___ RECORD SET

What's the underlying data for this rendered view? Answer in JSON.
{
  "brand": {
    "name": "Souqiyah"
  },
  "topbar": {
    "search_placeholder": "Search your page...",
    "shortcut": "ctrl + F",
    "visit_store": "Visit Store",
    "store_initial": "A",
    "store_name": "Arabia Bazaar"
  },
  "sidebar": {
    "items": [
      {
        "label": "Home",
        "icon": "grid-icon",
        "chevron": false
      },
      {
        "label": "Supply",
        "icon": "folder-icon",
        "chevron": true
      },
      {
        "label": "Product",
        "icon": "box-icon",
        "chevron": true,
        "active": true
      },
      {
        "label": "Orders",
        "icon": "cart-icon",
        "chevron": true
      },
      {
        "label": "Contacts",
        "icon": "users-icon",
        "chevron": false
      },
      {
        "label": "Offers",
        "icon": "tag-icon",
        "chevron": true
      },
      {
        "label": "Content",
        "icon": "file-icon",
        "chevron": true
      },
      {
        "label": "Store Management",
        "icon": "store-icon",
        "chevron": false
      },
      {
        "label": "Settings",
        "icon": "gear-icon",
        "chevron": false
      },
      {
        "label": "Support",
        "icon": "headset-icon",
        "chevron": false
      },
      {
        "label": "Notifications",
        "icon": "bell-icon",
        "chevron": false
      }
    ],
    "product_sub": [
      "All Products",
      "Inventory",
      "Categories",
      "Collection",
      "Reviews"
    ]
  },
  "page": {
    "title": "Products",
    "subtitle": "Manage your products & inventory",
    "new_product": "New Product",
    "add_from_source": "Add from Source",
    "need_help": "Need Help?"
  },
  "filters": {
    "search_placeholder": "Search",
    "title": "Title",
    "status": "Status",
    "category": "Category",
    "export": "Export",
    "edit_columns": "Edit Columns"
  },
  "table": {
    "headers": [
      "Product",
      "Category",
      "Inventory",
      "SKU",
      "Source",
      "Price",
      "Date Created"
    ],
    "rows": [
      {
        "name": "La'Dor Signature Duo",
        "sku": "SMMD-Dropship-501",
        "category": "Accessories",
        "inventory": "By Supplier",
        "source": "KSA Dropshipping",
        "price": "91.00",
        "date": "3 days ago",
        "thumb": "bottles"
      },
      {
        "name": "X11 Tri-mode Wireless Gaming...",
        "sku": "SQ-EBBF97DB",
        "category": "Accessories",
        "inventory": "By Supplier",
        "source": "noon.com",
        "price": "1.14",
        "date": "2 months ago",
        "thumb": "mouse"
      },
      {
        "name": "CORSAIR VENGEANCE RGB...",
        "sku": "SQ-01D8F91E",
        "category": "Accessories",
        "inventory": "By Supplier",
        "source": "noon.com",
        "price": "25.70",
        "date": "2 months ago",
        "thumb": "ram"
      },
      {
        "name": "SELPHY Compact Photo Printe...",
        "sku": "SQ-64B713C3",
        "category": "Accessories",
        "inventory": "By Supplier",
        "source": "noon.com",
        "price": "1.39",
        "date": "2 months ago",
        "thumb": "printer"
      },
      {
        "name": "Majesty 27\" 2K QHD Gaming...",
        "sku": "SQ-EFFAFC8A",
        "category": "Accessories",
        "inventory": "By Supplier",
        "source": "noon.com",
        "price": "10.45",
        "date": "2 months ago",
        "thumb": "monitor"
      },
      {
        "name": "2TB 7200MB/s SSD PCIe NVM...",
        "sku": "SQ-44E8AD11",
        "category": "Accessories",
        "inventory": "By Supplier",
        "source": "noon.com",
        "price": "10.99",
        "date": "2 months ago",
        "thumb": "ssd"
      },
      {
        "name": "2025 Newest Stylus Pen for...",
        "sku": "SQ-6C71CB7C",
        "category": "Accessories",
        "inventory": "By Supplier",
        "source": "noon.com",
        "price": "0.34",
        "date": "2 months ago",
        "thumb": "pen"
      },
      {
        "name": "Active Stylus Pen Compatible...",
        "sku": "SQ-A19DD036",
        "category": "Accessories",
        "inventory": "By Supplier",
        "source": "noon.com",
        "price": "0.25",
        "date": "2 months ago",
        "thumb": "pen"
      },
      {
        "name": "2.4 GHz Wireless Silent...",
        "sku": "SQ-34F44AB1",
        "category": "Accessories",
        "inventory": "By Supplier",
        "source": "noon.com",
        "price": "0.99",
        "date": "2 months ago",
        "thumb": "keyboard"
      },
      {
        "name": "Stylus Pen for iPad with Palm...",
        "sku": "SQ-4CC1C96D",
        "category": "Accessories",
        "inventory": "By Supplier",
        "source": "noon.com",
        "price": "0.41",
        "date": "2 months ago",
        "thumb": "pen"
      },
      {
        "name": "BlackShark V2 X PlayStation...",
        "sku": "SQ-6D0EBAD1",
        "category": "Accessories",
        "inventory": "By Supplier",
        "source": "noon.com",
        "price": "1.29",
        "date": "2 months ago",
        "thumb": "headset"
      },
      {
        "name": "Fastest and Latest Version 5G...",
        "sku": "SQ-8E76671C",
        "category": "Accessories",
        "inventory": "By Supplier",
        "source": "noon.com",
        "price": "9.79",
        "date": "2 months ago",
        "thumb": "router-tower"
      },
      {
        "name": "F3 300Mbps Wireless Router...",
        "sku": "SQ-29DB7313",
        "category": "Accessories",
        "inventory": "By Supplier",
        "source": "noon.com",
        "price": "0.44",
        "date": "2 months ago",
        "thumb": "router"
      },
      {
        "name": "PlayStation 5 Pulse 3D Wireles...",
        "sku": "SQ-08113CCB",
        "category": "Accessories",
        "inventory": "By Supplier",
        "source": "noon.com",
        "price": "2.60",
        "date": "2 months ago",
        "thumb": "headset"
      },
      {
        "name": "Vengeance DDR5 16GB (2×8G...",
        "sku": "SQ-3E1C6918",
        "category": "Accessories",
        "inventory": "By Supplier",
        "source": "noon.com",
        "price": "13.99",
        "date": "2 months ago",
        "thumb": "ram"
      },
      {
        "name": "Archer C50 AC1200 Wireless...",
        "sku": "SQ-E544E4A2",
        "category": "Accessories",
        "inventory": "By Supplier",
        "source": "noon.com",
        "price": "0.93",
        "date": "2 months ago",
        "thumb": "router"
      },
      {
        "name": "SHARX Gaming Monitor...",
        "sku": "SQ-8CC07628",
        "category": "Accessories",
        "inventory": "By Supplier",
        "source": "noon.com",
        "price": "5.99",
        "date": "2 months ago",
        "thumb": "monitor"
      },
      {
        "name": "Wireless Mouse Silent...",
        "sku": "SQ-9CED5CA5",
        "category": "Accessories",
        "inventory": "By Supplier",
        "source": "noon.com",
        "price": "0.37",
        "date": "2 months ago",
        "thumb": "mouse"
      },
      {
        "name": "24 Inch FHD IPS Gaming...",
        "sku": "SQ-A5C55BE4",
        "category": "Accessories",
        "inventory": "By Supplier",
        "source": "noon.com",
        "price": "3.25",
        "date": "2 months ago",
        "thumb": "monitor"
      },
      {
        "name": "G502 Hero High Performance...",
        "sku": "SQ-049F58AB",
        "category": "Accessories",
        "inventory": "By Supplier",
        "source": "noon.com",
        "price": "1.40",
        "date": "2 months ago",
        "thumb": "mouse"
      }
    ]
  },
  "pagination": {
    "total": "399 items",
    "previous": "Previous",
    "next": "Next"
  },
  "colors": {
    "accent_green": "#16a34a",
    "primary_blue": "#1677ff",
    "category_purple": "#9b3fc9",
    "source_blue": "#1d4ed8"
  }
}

______

#### SHORT TASK:
Of the lines in this listing, how many contain "Wireless"? Reply with the number and nothing more.

#### FINISHED EXERCISE:
5